### Lines of data
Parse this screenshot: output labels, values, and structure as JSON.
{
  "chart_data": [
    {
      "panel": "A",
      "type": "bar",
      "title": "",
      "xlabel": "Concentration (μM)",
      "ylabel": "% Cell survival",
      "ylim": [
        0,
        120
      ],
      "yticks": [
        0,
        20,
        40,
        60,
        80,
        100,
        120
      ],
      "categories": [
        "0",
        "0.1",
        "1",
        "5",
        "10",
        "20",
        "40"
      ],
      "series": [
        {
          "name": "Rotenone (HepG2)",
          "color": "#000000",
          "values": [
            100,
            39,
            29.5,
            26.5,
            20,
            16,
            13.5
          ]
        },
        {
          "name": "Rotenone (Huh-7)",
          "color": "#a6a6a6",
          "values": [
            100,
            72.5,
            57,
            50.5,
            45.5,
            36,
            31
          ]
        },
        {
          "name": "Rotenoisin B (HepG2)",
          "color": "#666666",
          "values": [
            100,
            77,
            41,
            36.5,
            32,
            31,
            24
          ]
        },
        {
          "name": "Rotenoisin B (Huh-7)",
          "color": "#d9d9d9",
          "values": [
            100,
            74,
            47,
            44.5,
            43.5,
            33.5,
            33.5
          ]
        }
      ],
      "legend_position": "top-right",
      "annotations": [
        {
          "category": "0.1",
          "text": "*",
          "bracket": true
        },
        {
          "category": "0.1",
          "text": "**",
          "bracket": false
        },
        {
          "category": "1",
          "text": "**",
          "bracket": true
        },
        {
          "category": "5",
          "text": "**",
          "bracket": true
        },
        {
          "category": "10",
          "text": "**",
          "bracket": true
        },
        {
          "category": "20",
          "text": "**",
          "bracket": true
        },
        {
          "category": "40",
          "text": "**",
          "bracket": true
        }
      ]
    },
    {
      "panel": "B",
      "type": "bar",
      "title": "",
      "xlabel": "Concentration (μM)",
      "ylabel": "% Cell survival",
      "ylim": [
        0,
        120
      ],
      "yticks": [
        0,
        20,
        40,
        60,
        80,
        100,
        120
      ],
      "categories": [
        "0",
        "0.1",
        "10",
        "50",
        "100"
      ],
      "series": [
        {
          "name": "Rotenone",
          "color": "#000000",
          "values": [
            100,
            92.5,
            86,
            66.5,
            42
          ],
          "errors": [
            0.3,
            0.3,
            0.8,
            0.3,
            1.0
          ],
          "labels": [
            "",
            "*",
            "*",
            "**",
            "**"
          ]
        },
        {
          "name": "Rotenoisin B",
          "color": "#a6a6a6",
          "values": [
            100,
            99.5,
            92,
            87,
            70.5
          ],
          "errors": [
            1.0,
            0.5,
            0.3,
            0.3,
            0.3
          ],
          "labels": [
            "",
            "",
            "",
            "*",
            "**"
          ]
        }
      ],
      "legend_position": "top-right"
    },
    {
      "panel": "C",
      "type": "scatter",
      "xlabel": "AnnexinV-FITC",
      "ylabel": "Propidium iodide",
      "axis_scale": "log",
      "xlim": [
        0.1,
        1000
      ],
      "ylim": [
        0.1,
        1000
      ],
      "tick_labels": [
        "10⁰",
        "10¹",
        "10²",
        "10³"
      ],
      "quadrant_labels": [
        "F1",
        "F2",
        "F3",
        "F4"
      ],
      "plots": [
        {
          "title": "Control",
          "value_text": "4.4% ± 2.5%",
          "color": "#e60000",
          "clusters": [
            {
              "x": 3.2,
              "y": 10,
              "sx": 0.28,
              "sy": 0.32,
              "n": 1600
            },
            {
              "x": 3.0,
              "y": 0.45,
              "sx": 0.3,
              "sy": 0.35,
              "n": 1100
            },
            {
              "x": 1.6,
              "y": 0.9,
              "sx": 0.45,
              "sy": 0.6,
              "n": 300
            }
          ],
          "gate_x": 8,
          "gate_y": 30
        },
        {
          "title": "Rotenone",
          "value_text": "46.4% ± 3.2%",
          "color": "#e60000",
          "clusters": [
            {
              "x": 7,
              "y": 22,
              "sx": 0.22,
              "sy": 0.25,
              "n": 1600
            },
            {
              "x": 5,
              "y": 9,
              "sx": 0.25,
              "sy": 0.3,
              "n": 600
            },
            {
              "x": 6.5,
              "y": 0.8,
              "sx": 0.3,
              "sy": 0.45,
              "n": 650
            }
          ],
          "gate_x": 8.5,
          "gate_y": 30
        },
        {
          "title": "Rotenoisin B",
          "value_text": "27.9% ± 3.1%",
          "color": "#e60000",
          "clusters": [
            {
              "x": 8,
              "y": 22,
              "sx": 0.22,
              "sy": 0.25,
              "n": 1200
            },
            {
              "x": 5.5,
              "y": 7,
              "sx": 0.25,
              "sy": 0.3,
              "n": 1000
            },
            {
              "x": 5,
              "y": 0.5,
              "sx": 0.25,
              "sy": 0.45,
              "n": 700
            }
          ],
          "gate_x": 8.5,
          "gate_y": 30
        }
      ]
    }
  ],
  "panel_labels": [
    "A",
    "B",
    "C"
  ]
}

### Given instruction
Each line above must be reproduced exactly as it stands.

### Solution for this exercise
Parse this screenshot: output labels, values, and structure as JSON.
{
  "chart_data": [
    {
      "panel": "A",
      "type": "bar",
      "title": "",
      "xlabel": "Concentration (μM)",
      "ylabel": "% Cell survival",
      "ylim": [
        0,
        120
      ],
      "yticks": [
        0,
        20,
        40,
        60,
        80,
        100,
        120
      ],
      "categories": [
        "0",
        "0.1",
        "1",
        "5",
        "10",
        "20",
        "40"
      ],
      "series": [
        {
          "name": "Rotenone (HepG2)",
          "color": "#000000",
          "values": [
            100,
            39,
            29.5,
            26.5,
            20,
            16,
            13.5
          ]
        },
        {
          "name": "Rotenone (Huh-7)",
          "color": "#a6a6a6",
          "values": [
            100,
            72.5,
            57,
            50.5,
            45.5,
            36,
            31
          ]
        },
        {
          "name": "Rotenoisin B (HepG2)",
          "color": "#666666",
          "values": [
            100,
            77,
            41,
            36.5,
            32,
            31,
            24
          ]
        },
        {
          "name": "Rotenoisin B (Huh-7)",
          "color": "#d9d9d9",
          "values": [
            100,
            74,
            47,
            44.5,
            43.5,
            33.5,
            33.5
          ]
        }
      ],
      "legend_position": "top-right",
      "annotations": [
        {
          "category": "0.1",
          "text": "*",
          "bracket": true
        },
        {
          "category": "0.1",
          "text": "**",
          "bracket": false
        },
        {
          "category": "1",
          "text": "**",
          "bracket": true
        },
        {
          "category": "5",
          "text": "**",
          "bracket": true
        },
        {
          "category": "10",
          "text": "**",
          "bracket": true
        },
        {
          "category": "20",
          "text": "**",
          "bracket": true
        },
        {
          "category": "40",
          "text": "**",
          "bracket": true
        }
      ]
    },
    {
      "panel": "B",
      "type": "bar",
      "title": "",
      "xlabel": "Concentration (μM)",
      "ylabel": "% Cell survival",
      "ylim": [
        0,
        120
      ],
      "yticks": [
        0,
        20,
        40,
        60,
        80,
        100,
        120
      ],
      "categories": [
        "0",
        "0.1",
        "10",
        "50",
        "100"
      ],
      "series": [
        {
          "name": "Rotenone",
          "color": "#000000",
          "values": [
            100,
            92.5,
            86,
            66.5,
            42
          ],
          "errors": [
            0.3,
            0.3,
            0.8,
            0.3,
            1.0
          ],
          "labels": [
            "",
            "*",
            "*",
            "**",
            "**"
          ]
        },
        {
          "name": "Rotenoisin B",
          "color": "#a6a6a6",
          "values": [
            100,
            99.5,
            92,
            87,
            70.5
          ],
          "errors": [
            1.0,
            0.5,
            0.3,
            0.3,
            0.3
          ],
          "labels": [
            "",
            "",
            "",
            "*",
            "**"
          ]
        }
      ],
      "legend_position": "top-right"
    },
    {
      "panel": "C",
      "type": "scatter",
      "xlabel": "AnnexinV-FITC",
      "ylabel": "Propidium iodide",
      "axis_scale": "log",
      "xlim": [
        0.1,
        1000
      ],
      "ylim": [
        0.1,
        1000
      ],
      "tick_labels": [
        "10⁰",
        "10¹",
        "10²",
        "10³"
      ],
      "quadrant_labels": [
        "F1",
        "F2",
        "F3",
        "F4"
      ],
      "plots": [
        {
          "title": "Control",
          "value_text": "4.4% ± 2.5%",
          "color": "#e60000",
          "clusters": [
            {
              "x": 3.2,
              "y": 10,
              "sx": 0.28,
              "sy": 0.32,
              "n": 1600
            },
            {
              "x": 3.0,
              "y": 0.45,
              "sx": 0.3,
              "sy": 0.35,
              "n": 1100
            },
            {
              "x": 1.6,
              "y": 0.9,
              "sx": 0.45,
              "sy": 0.6,
              "n": 300
            }
          ],
          "gate_x": 8,
          "gate_y": 30
        },
        {
          "title": "Rotenone",
          "value_text": "46.4% ± 3.2%",
          "color": "#e60000",
          "clusters": [
            {
              "x": 7,
              "y": 22,
              "sx": 0.22,
              "sy": 0.25,
              "n": 1600
            },
            {
              "x": 5,
              "y": 9,
              "sx": 0.25,
              "sy": 0.3,
              "n": 600
            },
            {
              "x": 6.5,
              "y": 0.8,
              "sx": 0.3,
              "sy": 0.45,
              "n": 650
            }
          ],
          "gate_x": 8.5,
          "gate_y": 30
        },
        {
          "title": "Rotenoisin B",
          "value_text": "27.9% ± 3.1%",
          "color": "#e60000",
          "clusters": [
            {
              "x": 8,
              "y": 22,
              "sx": 0.22,
              "sy": 0.25,
              "n": 1200
            },
            {
              "x": 5.5,
              "y": 7,
              "sx": 0.25,
              "sy": 0.3,
              "n": 1000
            },
            {
              "x": 5,
              "y": 0.5,
              "sx": 0.25,
              "sy": 0.45,
              "n": 700
            }
          ],
          "gate_x": 8.5,
          "gate_y": 30
        }
      ]
    }
  ],
  "panel_labels": [
    "A",
    "B",
    "C"
  ]
}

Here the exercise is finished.